Annotated region listings:
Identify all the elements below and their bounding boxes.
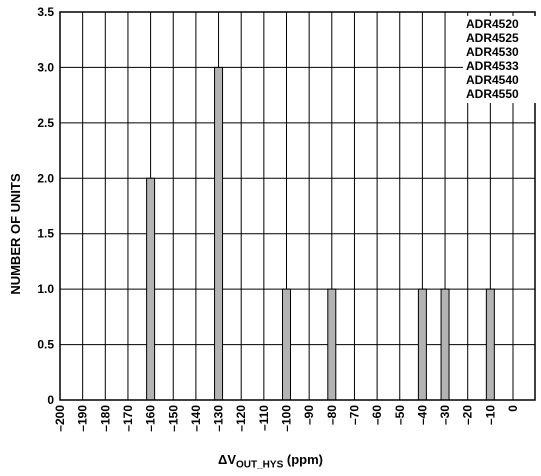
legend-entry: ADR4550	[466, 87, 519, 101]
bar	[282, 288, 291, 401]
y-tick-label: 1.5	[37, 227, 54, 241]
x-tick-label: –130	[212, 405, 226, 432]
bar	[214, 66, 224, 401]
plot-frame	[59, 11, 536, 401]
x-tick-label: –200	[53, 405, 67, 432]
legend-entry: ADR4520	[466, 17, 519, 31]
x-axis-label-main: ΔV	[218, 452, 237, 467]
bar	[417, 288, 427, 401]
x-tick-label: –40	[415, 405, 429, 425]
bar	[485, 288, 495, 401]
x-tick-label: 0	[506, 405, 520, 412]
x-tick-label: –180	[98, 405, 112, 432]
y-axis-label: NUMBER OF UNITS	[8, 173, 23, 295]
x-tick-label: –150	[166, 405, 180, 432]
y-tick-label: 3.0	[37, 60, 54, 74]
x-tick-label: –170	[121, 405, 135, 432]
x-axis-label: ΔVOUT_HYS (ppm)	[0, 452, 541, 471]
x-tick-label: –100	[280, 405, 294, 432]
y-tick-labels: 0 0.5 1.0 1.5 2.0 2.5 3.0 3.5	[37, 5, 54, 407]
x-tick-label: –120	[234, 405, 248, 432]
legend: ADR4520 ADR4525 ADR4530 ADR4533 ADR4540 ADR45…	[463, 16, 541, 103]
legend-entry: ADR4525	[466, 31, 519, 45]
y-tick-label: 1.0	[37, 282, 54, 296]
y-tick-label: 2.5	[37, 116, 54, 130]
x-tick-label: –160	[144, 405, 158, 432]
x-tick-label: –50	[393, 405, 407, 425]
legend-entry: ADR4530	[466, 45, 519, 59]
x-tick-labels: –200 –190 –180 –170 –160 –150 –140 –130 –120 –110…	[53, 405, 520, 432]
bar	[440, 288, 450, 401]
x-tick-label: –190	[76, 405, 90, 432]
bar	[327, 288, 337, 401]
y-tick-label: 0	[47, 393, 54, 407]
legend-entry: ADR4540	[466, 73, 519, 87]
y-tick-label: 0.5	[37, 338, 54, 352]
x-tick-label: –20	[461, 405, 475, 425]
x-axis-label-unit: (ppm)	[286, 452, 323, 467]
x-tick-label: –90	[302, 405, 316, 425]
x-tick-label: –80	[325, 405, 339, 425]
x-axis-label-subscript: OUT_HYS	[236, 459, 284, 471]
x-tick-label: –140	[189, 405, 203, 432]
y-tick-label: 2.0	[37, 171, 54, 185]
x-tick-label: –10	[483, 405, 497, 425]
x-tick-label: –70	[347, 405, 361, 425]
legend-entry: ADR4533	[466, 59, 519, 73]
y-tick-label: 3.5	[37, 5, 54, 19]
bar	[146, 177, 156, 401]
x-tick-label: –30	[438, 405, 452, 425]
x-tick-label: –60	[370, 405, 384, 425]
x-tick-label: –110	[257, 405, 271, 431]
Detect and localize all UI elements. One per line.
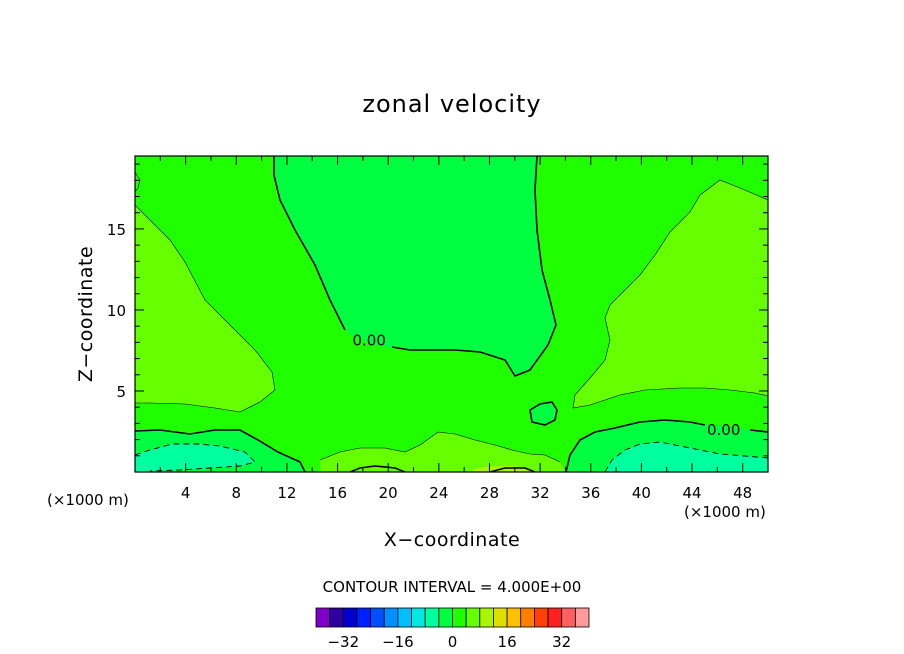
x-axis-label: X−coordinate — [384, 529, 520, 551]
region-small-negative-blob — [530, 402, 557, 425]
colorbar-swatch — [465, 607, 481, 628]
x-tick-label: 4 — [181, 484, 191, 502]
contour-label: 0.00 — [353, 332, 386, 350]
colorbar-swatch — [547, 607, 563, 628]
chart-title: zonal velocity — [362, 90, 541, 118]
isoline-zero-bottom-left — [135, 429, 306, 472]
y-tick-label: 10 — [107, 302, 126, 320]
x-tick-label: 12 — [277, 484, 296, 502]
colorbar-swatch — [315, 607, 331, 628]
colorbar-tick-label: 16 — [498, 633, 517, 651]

EXERCISE PROMPT:
Reproduce all the data above with each "legend-entry" replaced by "legend-item" and everything else left unchanged. Leave the pictures out.

SOLUTION BELOW:
Identify all the elements below and their bounding boxes.
legend-item: ADR4550	[466, 87, 519, 101]
bar	[282, 288, 291, 401]
y-tick-label: 1.5	[37, 227, 54, 241]
x-tick-label: –130	[212, 405, 226, 432]
bar	[214, 66, 224, 401]
plot-frame	[59, 11, 536, 401]
x-tick-label: –200	[53, 405, 67, 432]
legend-item: ADR4520	[466, 17, 519, 31]
x-axis-label-main: ΔV	[218, 452, 237, 467]
bar	[417, 288, 427, 401]
x-tick-label: –40	[415, 405, 429, 425]
bar	[485, 288, 495, 401]
x-tick-label: 0	[506, 405, 520, 412]
x-tick-label: –180	[98, 405, 112, 432]
y-axis-label: NUMBER OF UNITS	[8, 173, 23, 295]
x-tick-label: –150	[166, 405, 180, 432]
y-tick-label: 3.0	[37, 60, 54, 74]
x-tick-label: –170	[121, 405, 135, 432]
x-axis-label: ΔVOUT_HYS (ppm)	[0, 452, 541, 471]
x-tick-label: –100	[280, 405, 294, 432]
y-tick-labels: 0 0.5 1.0 1.5 2.0 2.5 3.0 3.5	[37, 5, 54, 407]
x-tick-label: –120	[234, 405, 248, 432]
legend: ADR4520 ADR4525 ADR4530 ADR4533 ADR4540 ADR45…	[463, 16, 541, 103]
legend-item: ADR4525	[466, 31, 519, 45]
y-tick-label: 1.0	[37, 282, 54, 296]
y-tick-label: 2.5	[37, 116, 54, 130]
x-tick-label: –160	[144, 405, 158, 432]
x-tick-label: –50	[393, 405, 407, 425]
legend-item: ADR4530	[466, 45, 519, 59]
x-tick-labels: –200 –190 –180 –170 –160 –150 –140 –130 –120 –110…	[53, 405, 520, 432]
bar	[440, 288, 450, 401]
x-tick-label: –190	[76, 405, 90, 432]
bar	[327, 288, 337, 401]
y-tick-label: 0	[47, 393, 54, 407]
legend-item: ADR4540	[466, 73, 519, 87]
y-tick-label: 0.5	[37, 338, 54, 352]
x-tick-label: –20	[461, 405, 475, 425]
x-axis-label-unit: (ppm)	[286, 452, 323, 467]
x-tick-label: –90	[302, 405, 316, 425]
x-tick-label: –80	[325, 405, 339, 425]
x-axis-label-subscript: OUT_HYS	[236, 459, 284, 471]
x-tick-label: –140	[189, 405, 203, 432]
y-tick-label: 2.0	[37, 171, 54, 185]
x-tick-label: –10	[483, 405, 497, 425]
x-tick-label: –70	[347, 405, 361, 425]
legend-item: ADR4533	[466, 59, 519, 73]
y-tick-label: 3.5	[37, 5, 54, 19]
bar	[146, 177, 156, 401]
x-tick-label: –30	[438, 405, 452, 425]
x-tick-label: –60	[370, 405, 384, 425]
x-tick-label: –110	[257, 405, 271, 431]
Detect and localize all UI elements. One per line.
x-axis-label: X−coordinate — [384, 529, 520, 551]
region-small-negative-blob — [530, 402, 557, 425]
colorbar-swatch — [465, 607, 481, 628]
x-tick-label: 4 — [181, 484, 191, 502]
contour-label: 0.00 — [353, 332, 386, 350]
colorbar-swatch — [547, 607, 563, 628]
chart-title: zonal velocity — [362, 90, 541, 118]
isoline-zero-bottom-left — [135, 429, 306, 472]
y-tick-label: 10 — [107, 302, 126, 320]
x-tick-label: 12 — [277, 484, 296, 502]
colorbar-swatch — [315, 607, 331, 628]
colorbar-tick-label: 16 — [498, 633, 517, 651]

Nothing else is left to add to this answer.